#### MATERIAL FOR THE TASK ####

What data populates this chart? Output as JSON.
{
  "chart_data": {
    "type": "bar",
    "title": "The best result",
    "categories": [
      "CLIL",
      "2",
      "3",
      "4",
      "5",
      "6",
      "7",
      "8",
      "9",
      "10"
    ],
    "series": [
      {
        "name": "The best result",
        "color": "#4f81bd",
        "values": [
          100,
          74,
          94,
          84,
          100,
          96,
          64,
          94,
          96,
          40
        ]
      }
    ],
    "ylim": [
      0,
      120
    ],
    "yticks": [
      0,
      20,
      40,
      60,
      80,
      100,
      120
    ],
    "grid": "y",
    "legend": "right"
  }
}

####

WHAT THE EXERCISE ASKS :: Send back every record, precisely as written.

FINISHED TASK ::
What data populates this chart? Output as JSON.
{
  "chart_data": {
    "type": "bar",
    "title": "The best result",
    "categories": [
      "CLIL",
      "2",
      "3",
      "4",
      "5",
      "6",
      "7",
      "8",
      "9",
      "10"
    ],
    "series": [
      {
        "name": "The best result",
        "color": "#4f81bd",
        "values": [
          100,
          74,
          94,
          84,
          100,
          96,
          64,
          94,
          96,
          40
        ]
      }
    ],
    "ylim": [
      0,
      120
    ],
    "yticks": [
      0,
      20,
      40,
      60,
      80,
      100,
      120
    ],
    "grid": "y",
    "legend": "right"
  }
}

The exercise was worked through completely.